**WORK TO BE COMPLETED:** Identify the lines containing the word "content". Copy each one.

**GIVEN DATA:**

• • •

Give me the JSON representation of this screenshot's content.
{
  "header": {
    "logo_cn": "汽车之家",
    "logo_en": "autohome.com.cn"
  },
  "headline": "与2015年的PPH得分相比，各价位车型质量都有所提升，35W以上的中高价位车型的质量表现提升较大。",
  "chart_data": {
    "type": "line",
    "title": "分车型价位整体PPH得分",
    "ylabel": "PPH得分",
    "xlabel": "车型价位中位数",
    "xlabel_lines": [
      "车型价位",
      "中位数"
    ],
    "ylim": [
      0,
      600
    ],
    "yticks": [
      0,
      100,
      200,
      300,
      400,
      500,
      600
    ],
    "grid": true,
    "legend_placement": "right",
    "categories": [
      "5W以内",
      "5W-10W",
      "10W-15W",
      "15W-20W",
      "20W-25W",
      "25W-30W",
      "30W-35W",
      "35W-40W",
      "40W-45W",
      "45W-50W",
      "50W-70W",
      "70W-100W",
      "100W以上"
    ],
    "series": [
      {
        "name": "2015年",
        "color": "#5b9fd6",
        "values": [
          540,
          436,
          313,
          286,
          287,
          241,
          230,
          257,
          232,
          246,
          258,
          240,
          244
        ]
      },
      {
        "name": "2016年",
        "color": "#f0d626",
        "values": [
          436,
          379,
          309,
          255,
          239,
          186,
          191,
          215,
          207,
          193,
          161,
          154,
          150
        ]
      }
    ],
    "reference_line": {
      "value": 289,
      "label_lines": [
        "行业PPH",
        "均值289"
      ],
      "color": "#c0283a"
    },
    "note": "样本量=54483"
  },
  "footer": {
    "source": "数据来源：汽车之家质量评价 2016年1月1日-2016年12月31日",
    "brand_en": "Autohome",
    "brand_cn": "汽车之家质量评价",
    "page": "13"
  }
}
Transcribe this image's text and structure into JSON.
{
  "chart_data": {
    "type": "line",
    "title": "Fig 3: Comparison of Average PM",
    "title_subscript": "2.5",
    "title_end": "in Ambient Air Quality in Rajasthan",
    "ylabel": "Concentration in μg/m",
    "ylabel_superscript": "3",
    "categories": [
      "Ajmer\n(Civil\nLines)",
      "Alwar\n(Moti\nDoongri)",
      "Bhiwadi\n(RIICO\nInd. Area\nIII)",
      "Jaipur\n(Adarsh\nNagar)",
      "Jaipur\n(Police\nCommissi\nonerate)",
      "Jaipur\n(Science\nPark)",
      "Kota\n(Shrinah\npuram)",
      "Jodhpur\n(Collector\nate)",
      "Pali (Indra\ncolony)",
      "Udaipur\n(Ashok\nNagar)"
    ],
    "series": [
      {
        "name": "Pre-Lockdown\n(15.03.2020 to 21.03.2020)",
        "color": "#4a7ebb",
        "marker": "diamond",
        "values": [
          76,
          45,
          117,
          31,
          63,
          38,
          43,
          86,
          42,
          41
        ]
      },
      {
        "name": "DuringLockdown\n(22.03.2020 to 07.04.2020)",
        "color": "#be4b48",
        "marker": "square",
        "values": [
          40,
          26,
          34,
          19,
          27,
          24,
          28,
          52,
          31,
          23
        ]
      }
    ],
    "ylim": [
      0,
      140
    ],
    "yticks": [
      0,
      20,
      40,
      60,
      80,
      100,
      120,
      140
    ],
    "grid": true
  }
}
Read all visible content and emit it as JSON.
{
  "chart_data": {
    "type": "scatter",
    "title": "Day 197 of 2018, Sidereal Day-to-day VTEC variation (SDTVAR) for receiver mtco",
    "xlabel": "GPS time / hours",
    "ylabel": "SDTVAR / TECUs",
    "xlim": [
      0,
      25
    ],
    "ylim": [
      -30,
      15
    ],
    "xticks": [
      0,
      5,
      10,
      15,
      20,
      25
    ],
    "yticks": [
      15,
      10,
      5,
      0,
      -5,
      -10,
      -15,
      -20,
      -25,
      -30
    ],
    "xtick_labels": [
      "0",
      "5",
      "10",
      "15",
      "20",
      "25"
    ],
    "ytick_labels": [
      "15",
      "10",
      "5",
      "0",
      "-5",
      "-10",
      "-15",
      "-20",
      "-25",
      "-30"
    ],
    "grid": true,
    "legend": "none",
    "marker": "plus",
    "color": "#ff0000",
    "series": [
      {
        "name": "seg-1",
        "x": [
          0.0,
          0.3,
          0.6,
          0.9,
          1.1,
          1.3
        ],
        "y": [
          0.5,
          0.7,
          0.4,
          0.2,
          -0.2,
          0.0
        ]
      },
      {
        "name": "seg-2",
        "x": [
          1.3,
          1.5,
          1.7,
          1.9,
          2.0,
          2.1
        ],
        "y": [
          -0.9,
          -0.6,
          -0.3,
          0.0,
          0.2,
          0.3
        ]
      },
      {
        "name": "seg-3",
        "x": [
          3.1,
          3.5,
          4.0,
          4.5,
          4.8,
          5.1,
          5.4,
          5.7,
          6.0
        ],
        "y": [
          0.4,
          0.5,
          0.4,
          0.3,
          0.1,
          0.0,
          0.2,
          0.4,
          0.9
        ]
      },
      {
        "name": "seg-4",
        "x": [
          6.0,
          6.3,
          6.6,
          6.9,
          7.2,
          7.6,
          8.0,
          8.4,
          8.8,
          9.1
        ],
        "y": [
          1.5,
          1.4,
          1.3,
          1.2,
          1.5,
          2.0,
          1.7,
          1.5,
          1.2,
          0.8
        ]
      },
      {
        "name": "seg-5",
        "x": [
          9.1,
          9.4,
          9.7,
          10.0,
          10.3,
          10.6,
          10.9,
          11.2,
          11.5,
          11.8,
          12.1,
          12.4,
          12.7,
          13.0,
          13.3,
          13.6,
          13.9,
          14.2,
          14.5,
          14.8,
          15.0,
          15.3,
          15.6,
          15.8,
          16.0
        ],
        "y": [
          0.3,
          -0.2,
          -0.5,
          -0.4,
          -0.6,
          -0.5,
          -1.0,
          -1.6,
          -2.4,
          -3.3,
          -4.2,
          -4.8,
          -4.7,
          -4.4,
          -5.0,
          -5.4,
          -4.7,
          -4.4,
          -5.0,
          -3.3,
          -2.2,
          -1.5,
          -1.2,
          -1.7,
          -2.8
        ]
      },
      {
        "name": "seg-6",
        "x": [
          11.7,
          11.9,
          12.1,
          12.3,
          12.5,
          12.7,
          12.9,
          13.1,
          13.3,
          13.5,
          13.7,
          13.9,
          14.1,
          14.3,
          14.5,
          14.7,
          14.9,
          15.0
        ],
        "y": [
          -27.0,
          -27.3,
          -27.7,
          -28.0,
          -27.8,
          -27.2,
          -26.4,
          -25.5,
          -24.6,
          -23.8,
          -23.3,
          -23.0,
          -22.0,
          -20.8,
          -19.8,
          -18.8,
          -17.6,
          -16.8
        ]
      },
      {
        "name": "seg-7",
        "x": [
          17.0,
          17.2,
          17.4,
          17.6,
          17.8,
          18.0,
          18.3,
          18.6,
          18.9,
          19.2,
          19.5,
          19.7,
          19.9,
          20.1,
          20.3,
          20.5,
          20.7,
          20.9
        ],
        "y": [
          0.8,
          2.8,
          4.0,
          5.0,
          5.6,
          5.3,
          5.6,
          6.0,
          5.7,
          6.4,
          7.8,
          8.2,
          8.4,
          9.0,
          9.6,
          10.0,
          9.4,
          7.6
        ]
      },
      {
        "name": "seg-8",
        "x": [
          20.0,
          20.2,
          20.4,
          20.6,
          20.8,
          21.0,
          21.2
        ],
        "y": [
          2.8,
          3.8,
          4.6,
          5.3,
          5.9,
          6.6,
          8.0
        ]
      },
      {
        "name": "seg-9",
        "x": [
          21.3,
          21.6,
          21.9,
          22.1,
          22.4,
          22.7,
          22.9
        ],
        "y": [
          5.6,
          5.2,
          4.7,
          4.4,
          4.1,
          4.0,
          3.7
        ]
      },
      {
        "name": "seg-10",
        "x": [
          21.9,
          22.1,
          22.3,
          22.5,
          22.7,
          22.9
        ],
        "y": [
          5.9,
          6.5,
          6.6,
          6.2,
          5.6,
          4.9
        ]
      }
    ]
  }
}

• • •

**TASK OUTPUT:**
Give me the JSON representation of this screenshot's content.
Read all visible content and emit it as JSON.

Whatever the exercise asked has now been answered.